State only how many lines below include the string "демо".
-- BEGIN --
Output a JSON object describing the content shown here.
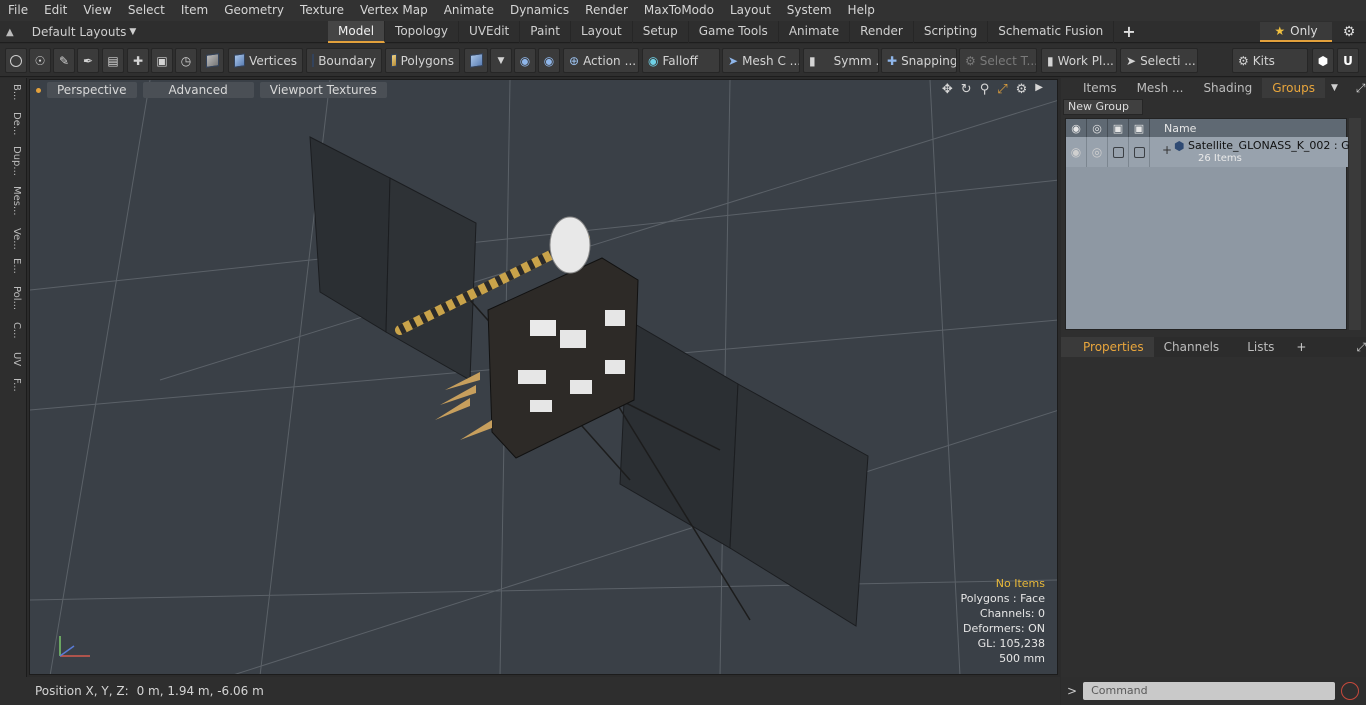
{
  "menu": [
    "File",
    "Edit",
    "View",
    "Select",
    "Item",
    "Geometry",
    "Texture",
    "Vertex Map",
    "Animate",
    "Dynamics",
    "Render",
    "MaxToModo",
    "Layout",
    "System",
    "Help"
  ],
  "layouts": {
    "label": "Default Layouts"
  },
  "tabs": [
    "Model",
    "Topology",
    "UVEdit",
    "Paint",
    "Layout",
    "Setup",
    "Game Tools",
    "Animate",
    "Render",
    "Scripting",
    "Schematic Fusion"
  ],
  "only_label": "Only",
  "toolbar": {
    "vertices": "Vertices",
    "boundary": "Boundary",
    "polygons": "Polygons",
    "action": "Action",
    "falloff": "Falloff",
    "mesh": "Mesh C ...",
    "symm": "Symm ...",
    "snapping": "Snapping",
    "select_t": "Select T...",
    "workplane": "Work Pl...",
    "selection": "Selecti ...",
    "kits": "Kits"
  },
  "left_strip": [
    "B...",
    "De...",
    "Dup...",
    "Mes...",
    "Ve...",
    "E...",
    "Pol...",
    "C...",
    "UV",
    "F..."
  ],
  "viewport": {
    "perspective": "Perspective",
    "advanced": "Advanced",
    "textures": "Viewport Textures",
    "info": {
      "items": "No Items",
      "polygons": "Polygons : Face",
      "channels": "Channels: 0",
      "deformers": "Deformers: ON",
      "gl": "GL: 105,238",
      "scale": "500 mm"
    }
  },
  "status": {
    "label": "Position X, Y, Z:",
    "value": "0 m, 1.94 m, -6.06 m"
  },
  "right_tabs": [
    "Items",
    "Mesh ...",
    "Shading",
    "Groups"
  ],
  "new_group": "New Group",
  "groups_header": {
    "name": "Name"
  },
  "group_item": {
    "name": "Satellite_GLONASS_K_002 : G...",
    "count": "26 Items"
  },
  "props_tabs": [
    "Properties",
    "Channels",
    "Lists"
  ],
  "command": {
    "placeholder": "Command"
  },
  "colors": {
    "accent": "#e3a13c",
    "viewport_bg": "#3a4047",
    "panel_list": "#8e98a3"
  }
}
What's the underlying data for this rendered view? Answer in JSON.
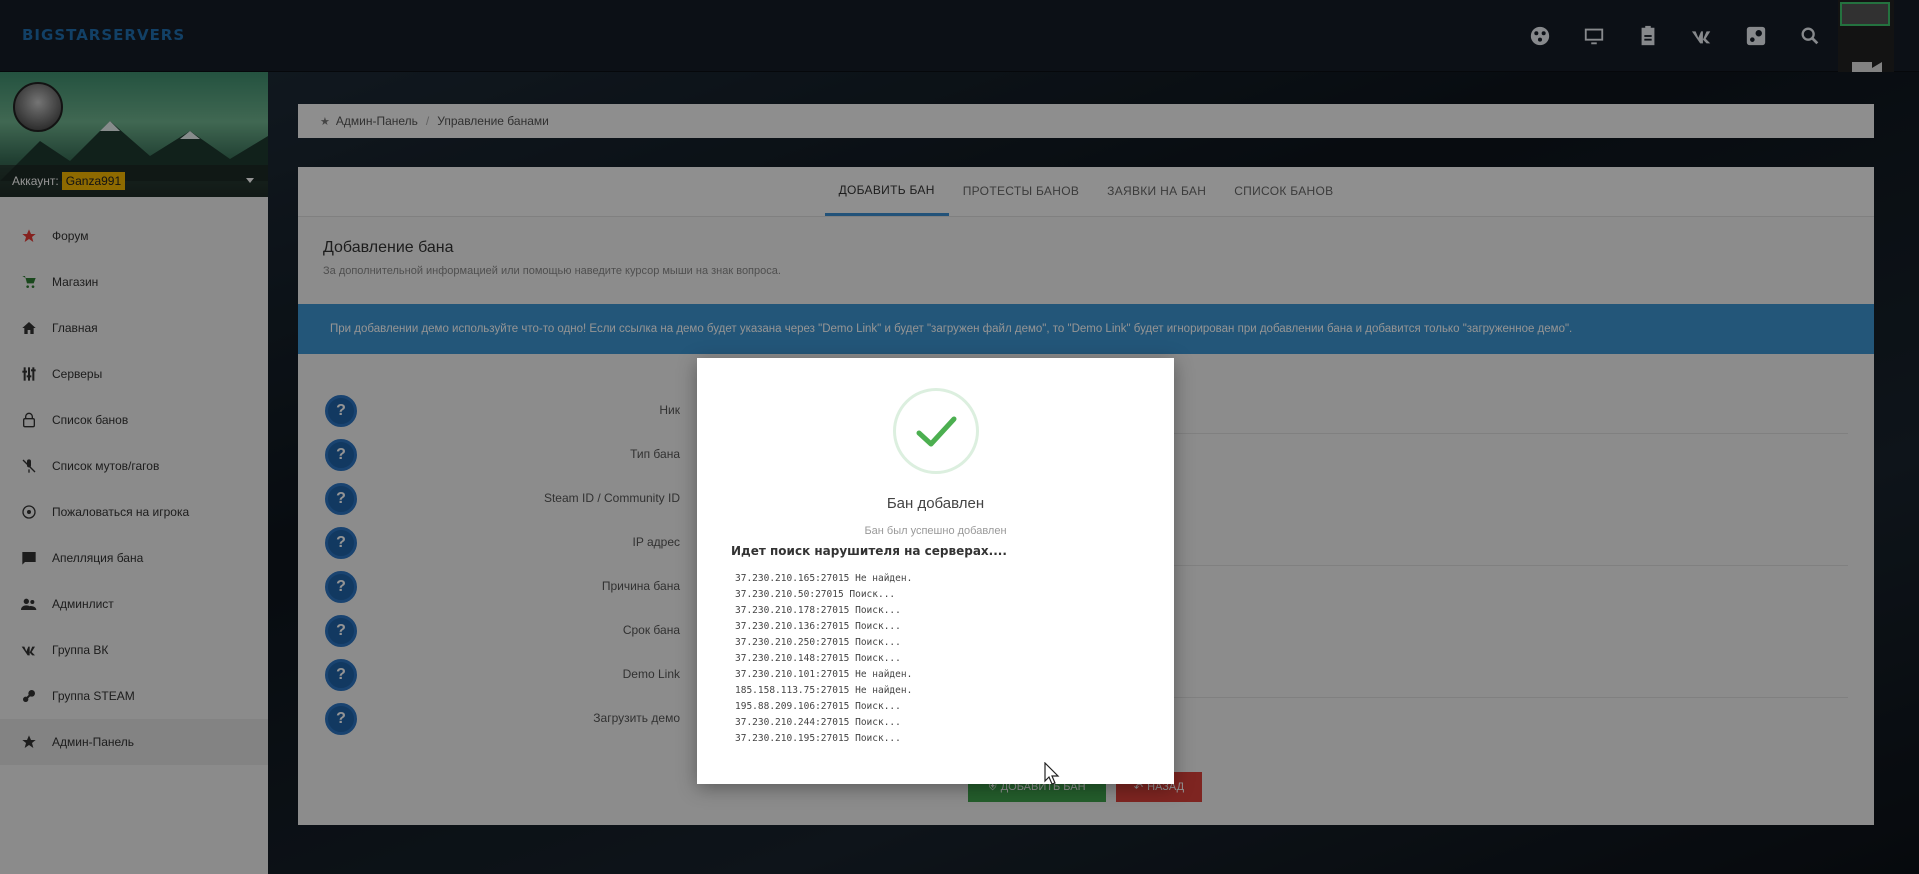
{
  "topbar": {
    "logo": "BIGSTARSERVERS",
    "icons": [
      "globe-icon",
      "monitor-icon",
      "clipboard-icon",
      "vk-icon",
      "steam-icon",
      "search-icon"
    ]
  },
  "sidebar": {
    "account_label": "Аккаунт:",
    "account_name": "Ganza991",
    "items": [
      {
        "label": "Форум",
        "icon": "star-icon",
        "icon_color": "#e53935"
      },
      {
        "label": "Магазин",
        "icon": "cart-icon",
        "icon_color": "#2e7d32"
      },
      {
        "label": "Главная",
        "icon": "home-icon"
      },
      {
        "label": "Серверы",
        "icon": "sliders-icon"
      },
      {
        "label": "Список банов",
        "icon": "lock-icon"
      },
      {
        "label": "Список мутов/гагов",
        "icon": "mic-off-icon"
      },
      {
        "label": "Пожаловаться на игрока",
        "icon": "target-icon"
      },
      {
        "label": "Апелляция бана",
        "icon": "message-icon"
      },
      {
        "label": "Админлист",
        "icon": "users-icon"
      },
      {
        "label": "Группа ВК",
        "icon": "vk-icon"
      },
      {
        "label": "Группа STEAM",
        "icon": "steam-icon"
      },
      {
        "label": "Админ-Панель",
        "icon": "star-icon",
        "active": true
      }
    ]
  },
  "breadcrumb": {
    "home": "Админ-Панель",
    "sep": "/",
    "current": "Управление банами"
  },
  "tabs": [
    {
      "label": "ДОБАВИТЬ БАН",
      "active": true
    },
    {
      "label": "ПРОТЕСТЫ БАНОВ"
    },
    {
      "label": "ЗАЯВКИ НА БАН"
    },
    {
      "label": "СПИСОК БАНОВ"
    }
  ],
  "panel": {
    "title": "Добавление бана",
    "subtitle": "За дополнительной информацией или помощью наведите курсор мыши на знак вопроса.",
    "info": "При добавлении демо используйте что-то одно! Если ссылка на демо будет указана через \"Demo Link\" и будет \"загружен файл демо\", то \"Demo Link\" будет игнорирован при добавлении бана и добавится только \"загруженное демо\"."
  },
  "form": {
    "help_glyph": "?",
    "fields": [
      "Ник",
      "Тип бана",
      "Steam ID / Community ID",
      "IP адрес",
      "Причина бана",
      "Срок бана",
      "Demo Link",
      "Загрузить демо"
    ]
  },
  "buttons": {
    "add": "ДОБАВИТЬ БАН",
    "back": "НАЗАД"
  },
  "modal": {
    "title": "Бан добавлен",
    "text": "Бан был успешно добавлен",
    "search_title": "Идет поиск нарушителя на серверах....",
    "log": [
      "37.230.210.165:27015 Не найден.",
      "37.230.210.50:27015  Поиск...",
      "37.230.210.178:27015 Поиск...",
      "37.230.210.136:27015 Поиск...",
      "37.230.210.250:27015 Поиск...",
      "37.230.210.148:27015 Поиск...",
      "37.230.210.101:27015 Не найден.",
      "185.158.113.75:27015 Не найден.",
      "195.88.209.106:27015 Поиск...",
      "37.230.210.244:27015 Поиск...",
      "37.230.210.195:27015 Поиск..."
    ]
  },
  "colors": {
    "accent": "#3d95d1",
    "success": "#4caf50",
    "danger": "#d9403a",
    "badge": "#f5b700"
  }
}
-- END --
▸ OUTPUT FOR THIS EXERCISE: 2